**Set problem**
Return only the count of lines in which the word "Проверка" appears.

**Records supplied**

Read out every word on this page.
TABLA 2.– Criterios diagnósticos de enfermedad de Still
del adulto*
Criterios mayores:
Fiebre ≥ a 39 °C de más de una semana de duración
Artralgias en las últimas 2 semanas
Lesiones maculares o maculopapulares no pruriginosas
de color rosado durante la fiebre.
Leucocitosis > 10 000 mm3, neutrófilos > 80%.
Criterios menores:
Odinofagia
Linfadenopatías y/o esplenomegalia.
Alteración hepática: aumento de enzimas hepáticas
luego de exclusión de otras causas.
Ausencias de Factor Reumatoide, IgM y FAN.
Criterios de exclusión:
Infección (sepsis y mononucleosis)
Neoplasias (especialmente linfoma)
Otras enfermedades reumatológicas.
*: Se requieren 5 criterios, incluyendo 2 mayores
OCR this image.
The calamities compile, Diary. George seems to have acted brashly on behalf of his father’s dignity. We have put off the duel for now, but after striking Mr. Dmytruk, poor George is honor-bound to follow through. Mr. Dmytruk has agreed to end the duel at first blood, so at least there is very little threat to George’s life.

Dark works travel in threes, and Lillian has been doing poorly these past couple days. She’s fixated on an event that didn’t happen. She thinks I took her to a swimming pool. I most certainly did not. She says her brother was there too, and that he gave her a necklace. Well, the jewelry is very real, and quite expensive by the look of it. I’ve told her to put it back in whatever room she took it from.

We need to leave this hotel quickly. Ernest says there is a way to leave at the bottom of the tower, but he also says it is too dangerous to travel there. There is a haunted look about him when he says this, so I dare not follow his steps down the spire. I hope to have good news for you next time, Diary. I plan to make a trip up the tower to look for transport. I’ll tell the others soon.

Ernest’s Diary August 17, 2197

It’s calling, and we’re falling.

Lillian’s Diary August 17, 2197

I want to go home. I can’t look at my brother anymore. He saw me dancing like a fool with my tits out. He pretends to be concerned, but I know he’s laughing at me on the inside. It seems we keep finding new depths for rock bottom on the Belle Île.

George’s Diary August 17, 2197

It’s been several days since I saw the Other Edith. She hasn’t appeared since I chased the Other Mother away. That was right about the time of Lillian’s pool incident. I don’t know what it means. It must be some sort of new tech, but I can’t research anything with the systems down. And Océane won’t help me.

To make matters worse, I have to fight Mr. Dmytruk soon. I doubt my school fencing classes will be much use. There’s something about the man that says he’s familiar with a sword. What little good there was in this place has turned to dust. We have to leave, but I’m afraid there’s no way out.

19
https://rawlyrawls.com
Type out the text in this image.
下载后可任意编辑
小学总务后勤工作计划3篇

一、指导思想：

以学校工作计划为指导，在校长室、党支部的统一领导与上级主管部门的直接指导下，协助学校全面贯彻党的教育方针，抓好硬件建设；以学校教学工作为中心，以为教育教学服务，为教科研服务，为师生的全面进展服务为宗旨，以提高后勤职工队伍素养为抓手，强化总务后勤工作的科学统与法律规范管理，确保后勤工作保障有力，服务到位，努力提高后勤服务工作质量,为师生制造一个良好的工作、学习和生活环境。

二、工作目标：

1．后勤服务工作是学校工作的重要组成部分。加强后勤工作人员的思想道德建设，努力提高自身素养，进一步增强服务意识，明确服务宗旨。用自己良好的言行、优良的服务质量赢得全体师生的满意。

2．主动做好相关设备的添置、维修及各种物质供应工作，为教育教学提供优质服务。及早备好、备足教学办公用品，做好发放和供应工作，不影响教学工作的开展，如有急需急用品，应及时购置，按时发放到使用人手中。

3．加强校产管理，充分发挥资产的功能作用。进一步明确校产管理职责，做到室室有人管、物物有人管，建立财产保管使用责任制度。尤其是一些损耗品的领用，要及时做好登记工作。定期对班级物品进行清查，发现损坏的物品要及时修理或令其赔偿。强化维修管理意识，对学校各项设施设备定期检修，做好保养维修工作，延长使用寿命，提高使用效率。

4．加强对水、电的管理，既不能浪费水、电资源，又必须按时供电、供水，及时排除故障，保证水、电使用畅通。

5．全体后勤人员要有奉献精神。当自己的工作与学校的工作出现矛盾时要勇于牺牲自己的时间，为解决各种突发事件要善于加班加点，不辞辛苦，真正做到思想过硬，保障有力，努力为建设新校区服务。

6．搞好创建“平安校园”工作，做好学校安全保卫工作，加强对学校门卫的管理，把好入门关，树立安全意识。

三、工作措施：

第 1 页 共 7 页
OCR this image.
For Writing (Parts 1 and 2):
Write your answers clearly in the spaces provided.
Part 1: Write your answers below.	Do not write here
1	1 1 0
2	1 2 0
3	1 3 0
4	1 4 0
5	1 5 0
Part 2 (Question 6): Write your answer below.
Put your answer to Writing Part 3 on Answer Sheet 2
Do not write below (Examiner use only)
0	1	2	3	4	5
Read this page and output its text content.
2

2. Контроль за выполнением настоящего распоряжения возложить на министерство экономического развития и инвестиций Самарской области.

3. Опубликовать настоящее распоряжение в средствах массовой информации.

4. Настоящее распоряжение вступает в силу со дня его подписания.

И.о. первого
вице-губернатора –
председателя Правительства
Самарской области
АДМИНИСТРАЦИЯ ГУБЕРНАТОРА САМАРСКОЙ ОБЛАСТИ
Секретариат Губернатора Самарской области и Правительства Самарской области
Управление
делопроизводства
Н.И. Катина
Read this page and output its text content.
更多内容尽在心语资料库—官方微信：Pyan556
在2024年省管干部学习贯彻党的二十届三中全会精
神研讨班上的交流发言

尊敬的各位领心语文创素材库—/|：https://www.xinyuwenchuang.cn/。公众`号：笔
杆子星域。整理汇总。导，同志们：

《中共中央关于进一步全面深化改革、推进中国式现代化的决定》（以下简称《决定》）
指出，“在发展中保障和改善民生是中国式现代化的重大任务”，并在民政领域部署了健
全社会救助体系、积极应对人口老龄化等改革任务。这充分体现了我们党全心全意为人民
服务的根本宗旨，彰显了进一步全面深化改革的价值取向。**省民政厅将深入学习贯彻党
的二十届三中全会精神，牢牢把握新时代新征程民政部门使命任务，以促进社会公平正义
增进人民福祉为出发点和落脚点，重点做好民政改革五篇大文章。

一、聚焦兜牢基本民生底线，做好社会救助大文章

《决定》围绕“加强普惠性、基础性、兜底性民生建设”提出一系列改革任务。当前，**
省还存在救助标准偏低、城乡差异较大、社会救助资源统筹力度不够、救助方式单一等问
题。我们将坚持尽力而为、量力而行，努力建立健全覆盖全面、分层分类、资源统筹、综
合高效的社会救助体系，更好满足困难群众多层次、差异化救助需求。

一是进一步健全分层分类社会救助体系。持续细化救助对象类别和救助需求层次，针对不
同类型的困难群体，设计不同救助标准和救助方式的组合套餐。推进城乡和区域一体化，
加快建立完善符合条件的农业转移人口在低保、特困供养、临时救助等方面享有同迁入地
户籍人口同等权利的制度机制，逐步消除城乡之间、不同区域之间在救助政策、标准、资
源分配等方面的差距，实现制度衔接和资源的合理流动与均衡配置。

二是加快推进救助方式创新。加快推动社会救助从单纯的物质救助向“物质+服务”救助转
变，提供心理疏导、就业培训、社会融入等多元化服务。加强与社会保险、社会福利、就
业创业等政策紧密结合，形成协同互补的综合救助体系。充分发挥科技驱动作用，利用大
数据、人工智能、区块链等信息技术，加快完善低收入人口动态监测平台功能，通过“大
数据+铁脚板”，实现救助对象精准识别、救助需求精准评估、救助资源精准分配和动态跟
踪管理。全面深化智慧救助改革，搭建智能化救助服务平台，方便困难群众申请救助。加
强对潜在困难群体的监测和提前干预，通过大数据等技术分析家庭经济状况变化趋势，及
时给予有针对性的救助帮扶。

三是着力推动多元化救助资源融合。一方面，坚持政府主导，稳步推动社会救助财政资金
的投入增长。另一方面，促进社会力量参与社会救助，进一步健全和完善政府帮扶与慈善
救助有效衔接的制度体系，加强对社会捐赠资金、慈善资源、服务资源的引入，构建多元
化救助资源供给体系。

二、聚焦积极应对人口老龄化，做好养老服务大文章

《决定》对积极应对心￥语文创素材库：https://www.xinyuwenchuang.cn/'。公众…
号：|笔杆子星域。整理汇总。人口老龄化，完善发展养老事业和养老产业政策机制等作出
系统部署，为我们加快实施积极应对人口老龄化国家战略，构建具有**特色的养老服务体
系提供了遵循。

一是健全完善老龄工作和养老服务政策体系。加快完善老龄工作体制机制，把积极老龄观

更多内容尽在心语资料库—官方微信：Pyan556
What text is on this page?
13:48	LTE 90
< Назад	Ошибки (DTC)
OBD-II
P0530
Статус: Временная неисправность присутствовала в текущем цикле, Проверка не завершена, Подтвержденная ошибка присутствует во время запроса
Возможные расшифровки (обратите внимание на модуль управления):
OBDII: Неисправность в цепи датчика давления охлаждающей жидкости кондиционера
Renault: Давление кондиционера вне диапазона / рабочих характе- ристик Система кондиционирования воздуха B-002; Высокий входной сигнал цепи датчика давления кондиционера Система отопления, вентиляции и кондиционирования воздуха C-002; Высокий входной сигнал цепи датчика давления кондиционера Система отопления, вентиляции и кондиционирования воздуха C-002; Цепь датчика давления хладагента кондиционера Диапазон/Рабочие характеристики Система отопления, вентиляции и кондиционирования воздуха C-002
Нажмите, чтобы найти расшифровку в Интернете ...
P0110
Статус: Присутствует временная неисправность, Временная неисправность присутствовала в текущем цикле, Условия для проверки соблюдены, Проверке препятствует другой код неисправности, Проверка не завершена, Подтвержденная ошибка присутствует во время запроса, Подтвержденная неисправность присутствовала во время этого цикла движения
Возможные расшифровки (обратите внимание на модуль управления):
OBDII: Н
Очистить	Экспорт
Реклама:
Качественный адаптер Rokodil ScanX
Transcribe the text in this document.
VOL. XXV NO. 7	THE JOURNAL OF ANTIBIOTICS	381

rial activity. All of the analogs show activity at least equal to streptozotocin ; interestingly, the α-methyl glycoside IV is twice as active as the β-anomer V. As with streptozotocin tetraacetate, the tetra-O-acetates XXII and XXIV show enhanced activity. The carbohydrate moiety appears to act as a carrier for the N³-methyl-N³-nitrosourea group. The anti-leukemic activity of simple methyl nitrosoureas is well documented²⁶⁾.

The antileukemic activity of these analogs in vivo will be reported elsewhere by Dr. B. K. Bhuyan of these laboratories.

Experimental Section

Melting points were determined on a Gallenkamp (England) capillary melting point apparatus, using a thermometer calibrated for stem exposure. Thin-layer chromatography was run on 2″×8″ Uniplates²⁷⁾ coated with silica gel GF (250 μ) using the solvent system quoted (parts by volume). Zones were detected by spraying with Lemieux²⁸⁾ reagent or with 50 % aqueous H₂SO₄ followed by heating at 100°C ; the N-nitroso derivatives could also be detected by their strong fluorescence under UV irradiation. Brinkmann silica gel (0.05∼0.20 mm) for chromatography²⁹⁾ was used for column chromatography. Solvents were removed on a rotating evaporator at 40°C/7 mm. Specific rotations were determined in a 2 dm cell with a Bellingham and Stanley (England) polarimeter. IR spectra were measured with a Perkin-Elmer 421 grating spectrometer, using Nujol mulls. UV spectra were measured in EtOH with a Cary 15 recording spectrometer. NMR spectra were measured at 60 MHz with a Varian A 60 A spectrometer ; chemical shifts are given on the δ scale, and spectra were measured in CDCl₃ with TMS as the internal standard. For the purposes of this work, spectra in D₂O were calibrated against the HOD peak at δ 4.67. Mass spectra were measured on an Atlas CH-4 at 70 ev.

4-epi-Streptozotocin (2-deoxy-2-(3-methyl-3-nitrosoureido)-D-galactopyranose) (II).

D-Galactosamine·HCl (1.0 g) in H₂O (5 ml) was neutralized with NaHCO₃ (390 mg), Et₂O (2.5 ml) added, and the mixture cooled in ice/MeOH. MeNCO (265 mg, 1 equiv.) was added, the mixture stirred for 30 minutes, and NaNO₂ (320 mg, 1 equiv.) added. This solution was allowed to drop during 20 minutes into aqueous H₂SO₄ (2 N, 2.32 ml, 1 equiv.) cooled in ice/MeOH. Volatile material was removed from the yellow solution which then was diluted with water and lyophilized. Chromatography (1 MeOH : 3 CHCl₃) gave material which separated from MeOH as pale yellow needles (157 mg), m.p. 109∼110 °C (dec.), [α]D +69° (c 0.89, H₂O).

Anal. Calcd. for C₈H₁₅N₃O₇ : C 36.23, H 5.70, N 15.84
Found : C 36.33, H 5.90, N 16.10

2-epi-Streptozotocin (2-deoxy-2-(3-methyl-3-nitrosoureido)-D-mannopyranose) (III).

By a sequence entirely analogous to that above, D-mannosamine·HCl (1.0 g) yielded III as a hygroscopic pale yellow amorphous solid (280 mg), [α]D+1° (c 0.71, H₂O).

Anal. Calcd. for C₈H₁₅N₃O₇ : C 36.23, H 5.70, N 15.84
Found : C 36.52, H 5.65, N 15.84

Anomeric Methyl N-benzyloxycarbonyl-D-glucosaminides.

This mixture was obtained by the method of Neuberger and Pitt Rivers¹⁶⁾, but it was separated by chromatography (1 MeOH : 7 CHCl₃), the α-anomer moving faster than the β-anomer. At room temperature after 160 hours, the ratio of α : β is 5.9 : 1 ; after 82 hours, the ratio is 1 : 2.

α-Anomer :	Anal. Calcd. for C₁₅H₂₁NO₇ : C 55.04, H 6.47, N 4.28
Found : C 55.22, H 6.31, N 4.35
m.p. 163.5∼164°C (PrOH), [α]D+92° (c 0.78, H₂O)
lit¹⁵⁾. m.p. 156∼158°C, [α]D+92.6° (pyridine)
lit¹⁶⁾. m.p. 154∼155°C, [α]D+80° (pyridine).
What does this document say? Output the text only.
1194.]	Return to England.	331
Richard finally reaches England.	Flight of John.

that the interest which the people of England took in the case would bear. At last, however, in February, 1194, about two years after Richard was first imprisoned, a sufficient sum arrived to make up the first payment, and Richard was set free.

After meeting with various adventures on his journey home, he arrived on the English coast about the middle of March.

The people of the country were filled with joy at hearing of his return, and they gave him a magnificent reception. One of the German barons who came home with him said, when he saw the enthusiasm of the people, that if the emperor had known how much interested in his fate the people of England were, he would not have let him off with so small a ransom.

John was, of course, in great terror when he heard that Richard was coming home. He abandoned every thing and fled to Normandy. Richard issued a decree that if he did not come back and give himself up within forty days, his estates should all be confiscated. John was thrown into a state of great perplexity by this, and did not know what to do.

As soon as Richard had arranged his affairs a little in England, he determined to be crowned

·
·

**Full solution**
2